* [Your goal] Write only the number of lines in the records beneath that hold "Rhys".

* [Listed entries]
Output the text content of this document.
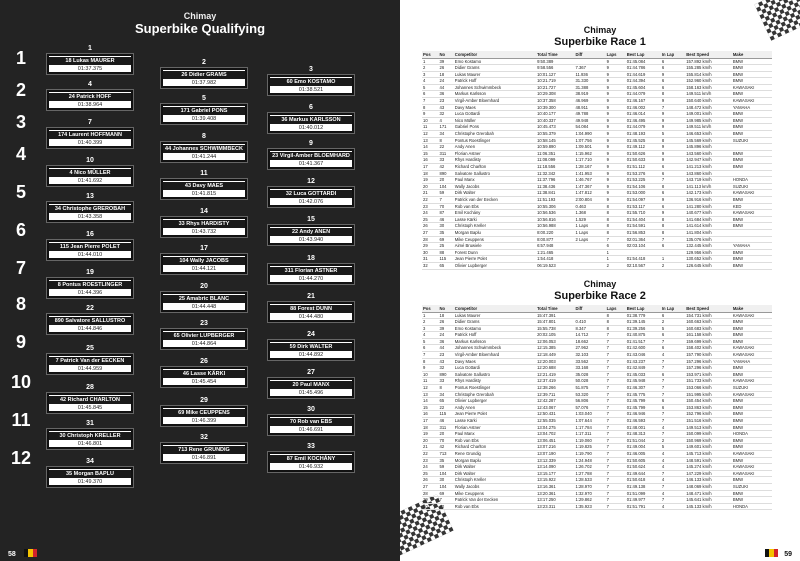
Chimay
Superbike Qualifying
1
2
3
4
5
6
7
8
9
10
11
12
1
18 Lukas MAURER
01:37.375
2
26 Didier GRAMS
01:37.982
3
60 Emo KOSTAMO
01:38.521
4
24 Patrick HOFF
01:38.964
5
171 Gabriel PONS
01:39.408
6
36 Markus KARLSSON
01:40.012
7
174 Laurent HOFFMANN
01:40.399
8
44 Johannes SCHWIMMBECK
01:41.244
9
23 Virgil-Amber BLOEMHARD
01:41.367
10
4 Nico MÜLLER
01:41.692
11
43 Davy MAES
01:41.815
12
32 Luca GOTTARDI
01:42.076
13
34 Christophe GREROBAH
01:43.358
14
33 Rhys HARDISTY
01:43.732
15
22 Andy ANEN
01:43.940
16
115 Jean Pierre POLET
01:44.010
17
104 Wally JACOBS
01:44.121
18
311 Florian ASTNER
01:44.270
19
8 Pontus ROESTLINGER
01:44.396
20
25 Amabric BLANC
01:44.448
21
88 Forest DUNN
01:44.480
22
890 Salvatore SALLUSTRO
01:44.846
23
65 Olivier LUPBERGER
01:44.864
24
59 Dirk WALTER
01:44.892
25
7 Patrick Van der EECKEN
01:44.959
26
46 Lasse KÄRKI
01:45.454
27
20 Paul MANX
01:45.496
28
42 Richard CHARLTON
01:45.845
29
69 Mike CEUPPENS
01:46.399
30
70 Rob van EBS
01:46.691
31
30 Christoph KRELLER
01:46.801
32
713 Rene GRUNDIG
01:46.891
33
87 Emil KOCHÁNY
01:46.932
34
35 Morgan BAPLU
01:49.370
58
Chimay
Superbike Race 1
Pos	No	Competitor	Total Time	Diff	Laps	Best Lap	In Lap	Best Speed	Make
1	39	Emo Kostamo	9:50.389		9	01:45.084	6	157.892 km/h	BMW
2	26	Didier Grams	9:58.556	7.367	9	01:44.786	6	155.285 km/h	BMW
3	18	Lukas Maurer	10:01.127	11.936	9	01:44.619	9	155.814 km/h	BMW
4	24	Patrick Hoff	10:21.719	31.330	9	01:44.394	6	152.960 km/h	BMW
5	44	Johannes Schwimmbeck	10:21.727	31.388	9	01:45.604	6	158.163 km/h	KAWASAKI
6	36	Markus Karlsson	10:29.308	38.919	9	01:44.079	8	149.511 km/h	BMW
7	23	Virgil-Amber Bloemhard	10:37.358	46.969	9	01:46.167	9	150.640 km/h	KAWASAKI
8	43	Davy Maes	10:39.300	48.911	9	01:46.002	7	148.472 km/h	YAMAHA
9	32	Luca Gottardi	10:40.177	49.788	9	01:46.014	9	149.001 km/h	BMW
10	4	Nico Müller	10:40.337	49.948	9	01:46.495	9	149.985 km/h	BMW
11	171	Gabriel Pons	10:45.473	54.084	9	01:44.079	9	149.511 km/h	BMW
12	34	Christophe Grerobah	10:55.379	1:04.990	9	01:48.193	5	146.653 km/h	BMW
13	8	Pontus Roestlinger	10:58.145	1:07.756	9	01:45.525	8	145.569 km/h	SUZUKI
14	22	Andy Anen	10:59.890	1:09.501	9	01:49.112	9	145.896 km/h	
15	311	Florian Astner	11:06.351	1:15.962	9	01:50.626	9	143.560 km/h	BMW
16	33	Rhys Hardisty	11:08.099	1:17.710	9	01:50.633	9	142.947 km/h	BMW
17	42	Richard Charlton	11:18.556	1:28.167	9	01:51.112	6	141.213 km/h	BMW
18	890	Salvatore Sallustro	11:32.342	1:41.953	9	01:53.276	6	143.860 km/h	
19	20	Paul Manx	11:37.796	1:46.767	9	01:53.225	7	143.719 km/h	HONDA
20	104	Wally Jacobs	11:38.436	1:47.367	9	01:54.106	8	141.113 km/h	SUZUKI
21	59	Dirk Walter	11:38.841	1:47.812	9	01:53.000	6	142.173 km/h	KAWASAKI
22	7	Patrick van der Eecken	11:51.193	2:00.804	9	01:54.097	9	136.916 km/h	BMW
23	70	Rob van Ebs	10:55.306	0.463	8	01:53.117	6	141.280 km/h	KED
24	87	Emil Kochány	10:56.536	1.368	8	01:55.710	9	140.677 km/h	KAWASAKI
25	46	Lasse Kärki	10:56.816	1.529	8	01:54.404	8	141.684 km/h	BMW
26	30	Christoph Kreller	10:56.988	1 Laps	8	01:54.591	8	141.614 km/h	BMW
27	35	Morgan Baplu	8:00.220	1 Laps	8	01:56.853	8	141.804 km/h	
28	69	Mike Ceuppens	8:00.877	2 Laps	7	02:01.364	7	135.076 km/h	
29	25	Aimé Bruwiele	6:57.948		6	02:03.104	6	132.445 km/h	YAMAHA
30	88	Forest Dunn	1:21.465		1			129.956 km/h	BMW
31	115	Jean Pierre Polet	1:54.418		1	01:54.418	1	130.652 km/h	BMW
32	65	Olivier Lupberger	06:19.523		2	02:10.567	2	126.645 km/h	BMW
Chimay
Superbike Race 2
Pos	No	Competitor	Total Time	Diff	Laps	Best Lap	In Lap	Best Speed	Make
1	18	Lukas Maurer	15:47.391		8	01:38.779	6	154.731 km/h	KAWASAKI
2	26	Didier Grams	15:47.801	0.410	8	01:39.145	2	160.663 km/h	BMW
3	39	Emo Kostamo	15:55.738	8.347	8	01:39.256	5	160.683 km/h	BMW
4	24	Patrick Hoff	20:02.105	14.712	7	01:40.875	6	161.158 km/h	BMW
5	36	Markus Karlsson	12:06.053	18.662	7	01:41.517	7	159.699 km/h	BMW
6	44	Johannes Schwimmbeck	12:15.385	27.962	7	01:42.600	6	158.402 km/h	KAWASAKI
7	23	Virgil-Amber Bloemhard	12:18.449	32.103	7	01:43.046	4	157.790 km/h	KAWASAKI
8	43	Davy Maes	12:20.003	33.562	7	01:43.237	7	157.296 km/h	YAMAHA
9	32	Luca Gottardi	12:20.688	33.168	7	01:42.849	7	157.296 km/h	BMW
10	890	Salvatore Sallustro	12:21.419	35.028	7	01:45.033	6	153.971 km/h	BMW
11	33	Rhys Hardisty	12:37.419	50.028	7	01:45.948	7	151.733 km/h	KAWASAKI
12	8	Pontus Roestlinger	12:38.266	51.875	7	01:46.307	7	153.066 km/h	SUZUKI
13	34	Christophe Grerobah	12:39.711	53.320	7	01:45.775	7	151.995 km/h	KAWASAKI
14	65	Olivier Lupberger	12:42.287	56.806	7	01:45.799	6	150.454 km/h	BMW
15	22	Andy Anen	12:43.067	57.076	7	01:45.799	6	153.863 km/h	BMW
16	115	Jean Pierre Polet	12:50.431	1:03.040	7	01:46.946	7	152.796 km/h	BMW
17	46	Lasse Kärki	12:55.035	1:07.644	7	01:46.593	7	151.516 km/h	BMW
18	311	Florian Astner	13:04.275	1:17.784	7	01:48.001	4	149.513 km/h	BMW
19	20	Paul Manx	13:04.702	1:17.311	7	01:48.313	7	150.099 km/h	HONDA
20	70	Rob van Ebs	13:06.451	1:19.060	7	01:51.044	2	150.969 km/h	BMW
21	42	Richard Charlton	13:07.216	1:19.825	7	01:49.004	5	149.601 km/h	BMW
22	713	Rene Grundig	13:07.190	1:19.790	7	01:46.005	4	145.713 km/h	KAWASAKI
23	35	Morgan Baplu	13:12.339	1:24.948	7	01:50.605	4	148.591 km/h	BMW
24	59	Dirk Walter	13:14.090	1:26.702	7	01:50.624	4	145.274 km/h	KAWASAKI
25	104	Dirk Walter	13:15.177	1:27.788	7	01:49.644	7	147.229 km/h	KAWASAKI
26	30	Christoph Kreller	13:15.922	1:28.533	7	01:50.618	4	146.133 km/h	BMW
27	104	Wally Jacobs	13:16.361	1:28.970	7	01:49.138	7	148.069 km/h	SUZUKI
28	69	Mike Ceuppens	13:20.361	1:32.970	7	01:51.099	4	148.471 km/h	BMW
29	7	Patrick Van der Eecken	13:17.250	1:29.862	7	01:49.977	7	145.641 km/h	BMW
30	70	Rob van Ebs	13:23.311	1:35.923	7	01:51.791	4	145.133 km/h	HONDA
59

* [Task response] 3